- PROBLEM
From the entries below, pull out each line where "Component" appears.

——————

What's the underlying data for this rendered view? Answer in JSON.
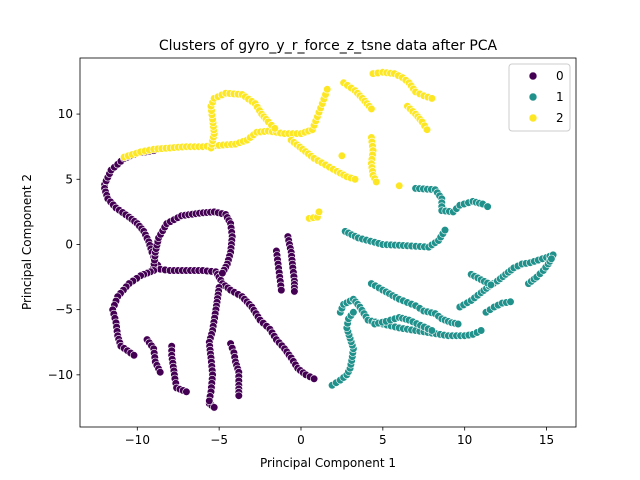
{
  "chart_data": {
    "type": "scatter",
    "title": "Clusters of gyro_y_r_force_z_tsne data after PCA",
    "xlabel": "Principal Component 1",
    "ylabel": "Principal Component 2",
    "xlim": [
      -13.5,
      16.8
    ],
    "ylim": [
      -14.0,
      14.3
    ],
    "xticks": [
      -10,
      -5,
      0,
      5,
      10,
      15
    ],
    "xtick_labels": [
      "−10",
      "−5",
      "0",
      "5",
      "10",
      "15"
    ],
    "yticks": [
      -10,
      -5,
      0,
      5,
      10
    ],
    "ytick_labels": [
      "−10",
      "−5",
      "0",
      "5",
      "10"
    ],
    "grid": false,
    "legend": {
      "placement": "top-right",
      "title": ""
    },
    "marker": {
      "edge_color": "#ffffff"
    },
    "series": [
      {
        "name": "0",
        "color": "#440154",
        "paths": [
          [
            [
              -12.0,
              4.6
            ],
            [
              -11.6,
              5.7
            ],
            [
              -10.8,
              6.6
            ],
            [
              -10.0,
              7.0
            ],
            [
              -9.0,
              7.2
            ]
          ],
          [
            [
              -12.0,
              4.3
            ],
            [
              -11.8,
              3.5
            ],
            [
              -11.3,
              2.8
            ],
            [
              -10.5,
              2.1
            ],
            [
              -10.0,
              1.6
            ],
            [
              -9.6,
              1.0
            ],
            [
              -9.3,
              0.2
            ],
            [
              -9.1,
              -0.6
            ],
            [
              -8.9,
              -1.3
            ],
            [
              -8.6,
              -1.9
            ],
            [
              -8.0,
              -2.0
            ],
            [
              -7.0,
              -2.0
            ],
            [
              -6.0,
              -2.0
            ],
            [
              -5.2,
              -2.1
            ],
            [
              -5.0,
              -2.5
            ],
            [
              -4.8,
              -3.0
            ],
            [
              -4.3,
              -3.5
            ],
            [
              -3.6,
              -4.0
            ],
            [
              -3.0,
              -4.8
            ],
            [
              -2.5,
              -5.8
            ],
            [
              -1.9,
              -6.5
            ],
            [
              -1.5,
              -7.3
            ],
            [
              -1.0,
              -8.0
            ],
            [
              -0.6,
              -8.7
            ],
            [
              -0.2,
              -9.5
            ],
            [
              0.3,
              -10.0
            ],
            [
              0.8,
              -10.3
            ]
          ],
          [
            [
              -9.0,
              -1.8
            ],
            [
              -8.9,
              -0.6
            ],
            [
              -8.7,
              0.5
            ],
            [
              -8.2,
              1.6
            ],
            [
              -7.3,
              2.2
            ],
            [
              -6.2,
              2.4
            ],
            [
              -5.3,
              2.5
            ],
            [
              -4.6,
              2.3
            ],
            [
              -4.3,
              1.6
            ],
            [
              -4.2,
              0.6
            ],
            [
              -4.3,
              -0.6
            ],
            [
              -4.5,
              -1.5
            ],
            [
              -4.8,
              -2.2
            ]
          ],
          [
            [
              -9.0,
              -2.0
            ],
            [
              -9.8,
              -2.4
            ],
            [
              -10.5,
              -3.0
            ],
            [
              -11.2,
              -4.0
            ],
            [
              -11.5,
              -5.0
            ],
            [
              -11.3,
              -6.0
            ],
            [
              -11.2,
              -7.0
            ],
            [
              -11.0,
              -7.8
            ],
            [
              -10.2,
              -8.5
            ]
          ],
          [
            [
              -9.4,
              -7.3
            ],
            [
              -9.0,
              -8.0
            ],
            [
              -8.9,
              -9.0
            ],
            [
              -8.6,
              -9.8
            ]
          ],
          [
            [
              -7.9,
              -7.8
            ],
            [
              -7.9,
              -8.5
            ],
            [
              -7.8,
              -9.4
            ],
            [
              -7.7,
              -10.3
            ],
            [
              -7.6,
              -11.0
            ],
            [
              -7.0,
              -11.3
            ]
          ],
          [
            [
              -5.6,
              -12.2
            ],
            [
              -5.3,
              -12.5
            ]
          ],
          [
            [
              -5.0,
              -3.3
            ],
            [
              -5.2,
              -5.0
            ],
            [
              -5.4,
              -6.6
            ],
            [
              -5.6,
              -7.5
            ],
            [
              -5.5,
              -8.7
            ],
            [
              -5.4,
              -10.0
            ],
            [
              -5.5,
              -11.3
            ],
            [
              -5.6,
              -12.0
            ]
          ],
          [
            [
              -4.3,
              -7.6
            ],
            [
              -4.1,
              -8.3
            ],
            [
              -4.0,
              -9.0
            ],
            [
              -3.8,
              -9.8
            ],
            [
              -3.8,
              -10.8
            ],
            [
              -3.8,
              -11.6
            ]
          ],
          [
            [
              -1.5,
              -0.5
            ],
            [
              -1.4,
              -1.5
            ],
            [
              -1.3,
              -2.5
            ],
            [
              -1.2,
              -3.5
            ]
          ],
          [
            [
              -0.8,
              0.6
            ],
            [
              -0.6,
              -0.6
            ],
            [
              -0.5,
              -1.8
            ],
            [
              -0.4,
              -2.8
            ],
            [
              -0.4,
              -3.6
            ]
          ]
        ]
      },
      {
        "name": "1",
        "color": "#21918c",
        "paths": [
          [
            [
              7.0,
              4.3
            ],
            [
              8.2,
              4.2
            ],
            [
              8.6,
              3.5
            ],
            [
              8.6,
              2.6
            ],
            [
              9.3,
              2.5
            ],
            [
              9.7,
              3.0
            ],
            [
              10.5,
              3.3
            ],
            [
              11.1,
              3.1
            ],
            [
              11.4,
              2.9
            ]
          ],
          [
            [
              2.7,
              1.0
            ],
            [
              3.5,
              0.5
            ],
            [
              5.0,
              0.0
            ],
            [
              6.5,
              -0.1
            ],
            [
              7.8,
              -0.2
            ],
            [
              8.4,
              0.3
            ],
            [
              8.8,
              1.1
            ]
          ],
          [
            [
              4.3,
              -3.0
            ],
            [
              5.0,
              -3.5
            ],
            [
              6.0,
              -4.2
            ],
            [
              7.0,
              -4.7
            ],
            [
              7.5,
              -5.1
            ],
            [
              8.2,
              -5.3
            ],
            [
              8.6,
              -5.7
            ],
            [
              9.2,
              -6.0
            ],
            [
              9.6,
              -6.1
            ]
          ],
          [
            [
              1.9,
              -10.8
            ],
            [
              2.4,
              -10.4
            ],
            [
              2.8,
              -10.0
            ],
            [
              3.0,
              -9.5
            ],
            [
              3.1,
              -8.9
            ],
            [
              3.2,
              -8.0
            ],
            [
              3.0,
              -7.2
            ],
            [
              2.8,
              -6.4
            ],
            [
              2.9,
              -5.7
            ],
            [
              3.2,
              -5.2
            ]
          ],
          [
            [
              2.4,
              -5.2
            ],
            [
              2.6,
              -4.6
            ],
            [
              3.2,
              -4.2
            ],
            [
              3.6,
              -4.8
            ],
            [
              4.1,
              -5.8
            ],
            [
              5.0,
              -6.1
            ],
            [
              6.0,
              -6.4
            ],
            [
              7.0,
              -6.6
            ],
            [
              8.0,
              -6.8
            ],
            [
              9.0,
              -7.0
            ],
            [
              10.0,
              -7.0
            ],
            [
              10.5,
              -6.9
            ],
            [
              11.0,
              -6.6
            ]
          ],
          [
            [
              4.5,
              -6.1
            ],
            [
              5.2,
              -5.9
            ],
            [
              6.0,
              -5.6
            ],
            [
              6.6,
              -5.8
            ],
            [
              7.3,
              -6.2
            ],
            [
              8.0,
              -6.6
            ]
          ],
          [
            [
              9.7,
              -4.8
            ],
            [
              10.4,
              -4.3
            ],
            [
              11.0,
              -3.7
            ],
            [
              11.5,
              -3.2
            ],
            [
              12.0,
              -2.8
            ],
            [
              12.5,
              -2.3
            ],
            [
              13.0,
              -1.8
            ],
            [
              13.5,
              -1.5
            ],
            [
              14.0,
              -1.4
            ],
            [
              14.5,
              -1.2
            ],
            [
              15.0,
              -1.0
            ],
            [
              15.4,
              -0.8
            ]
          ],
          [
            [
              11.3,
              -5.2
            ],
            [
              11.8,
              -4.8
            ],
            [
              12.3,
              -4.5
            ],
            [
              12.8,
              -4.4
            ]
          ],
          [
            [
              13.9,
              -3.0
            ],
            [
              14.4,
              -2.5
            ],
            [
              14.8,
              -2.0
            ],
            [
              15.1,
              -1.5
            ],
            [
              15.3,
              -1.1
            ]
          ],
          [
            [
              10.4,
              -2.3
            ],
            [
              11.0,
              -2.7
            ],
            [
              11.6,
              -3.1
            ]
          ]
        ]
      },
      {
        "name": "2",
        "color": "#fde725",
        "paths": [
          [
            [
              -10.8,
              6.7
            ],
            [
              -9.8,
              7.1
            ],
            [
              -9.0,
              7.3
            ],
            [
              -8.0,
              7.4
            ],
            [
              -7.0,
              7.5
            ],
            [
              -6.0,
              7.5
            ],
            [
              -5.0,
              7.6
            ],
            [
              -4.0,
              7.7
            ],
            [
              -3.3,
              8.0
            ],
            [
              -2.7,
              8.6
            ],
            [
              -2.0,
              8.7
            ],
            [
              -1.0,
              8.5
            ],
            [
              0.0,
              8.5
            ],
            [
              0.7,
              8.8
            ],
            [
              1.0,
              9.8
            ],
            [
              1.3,
              10.8
            ],
            [
              1.5,
              11.5
            ],
            [
              1.6,
              11.9
            ]
          ],
          [
            [
              -5.5,
              7.4
            ],
            [
              -5.3,
              8.5
            ],
            [
              -5.4,
              9.6
            ],
            [
              -5.5,
              10.6
            ],
            [
              -5.3,
              11.2
            ],
            [
              -4.6,
              11.6
            ],
            [
              -3.6,
              11.5
            ],
            [
              -2.8,
              10.8
            ],
            [
              -2.4,
              10.0
            ],
            [
              -2.0,
              9.4
            ],
            [
              -1.6,
              8.9
            ]
          ],
          [
            [
              -0.6,
              8.0
            ],
            [
              0.1,
              7.3
            ],
            [
              0.8,
              6.6
            ],
            [
              1.5,
              6.1
            ],
            [
              2.2,
              5.6
            ],
            [
              2.8,
              5.2
            ],
            [
              3.3,
              5.0
            ]
          ],
          [
            [
              2.6,
              12.4
            ],
            [
              3.3,
              11.8
            ],
            [
              3.9,
              11.0
            ],
            [
              4.3,
              10.4
            ]
          ],
          [
            [
              4.3,
              8.2
            ],
            [
              4.4,
              7.2
            ],
            [
              4.3,
              6.2
            ],
            [
              4.4,
              5.3
            ],
            [
              4.6,
              4.8
            ]
          ],
          [
            [
              4.4,
              13.1
            ],
            [
              5.0,
              13.2
            ],
            [
              5.7,
              13.1
            ],
            [
              6.2,
              12.8
            ],
            [
              6.6,
              12.4
            ],
            [
              7.0,
              11.7
            ],
            [
              7.5,
              11.4
            ],
            [
              8.0,
              11.2
            ]
          ],
          [
            [
              6.5,
              10.6
            ],
            [
              7.0,
              10.0
            ],
            [
              7.4,
              9.4
            ],
            [
              7.7,
              8.8
            ]
          ],
          [
            [
              2.5,
              6.8
            ]
          ],
          [
            [
              6.0,
              4.5
            ]
          ],
          [
            [
              0.5,
              2.0
            ],
            [
              1.0,
              2.1
            ],
            [
              1.1,
              2.5
            ]
          ]
        ]
      }
    ]
  }
}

——————

- REPLY
    "xlabel": "Principal Component 1",
    "ylabel": "Principal Component 2",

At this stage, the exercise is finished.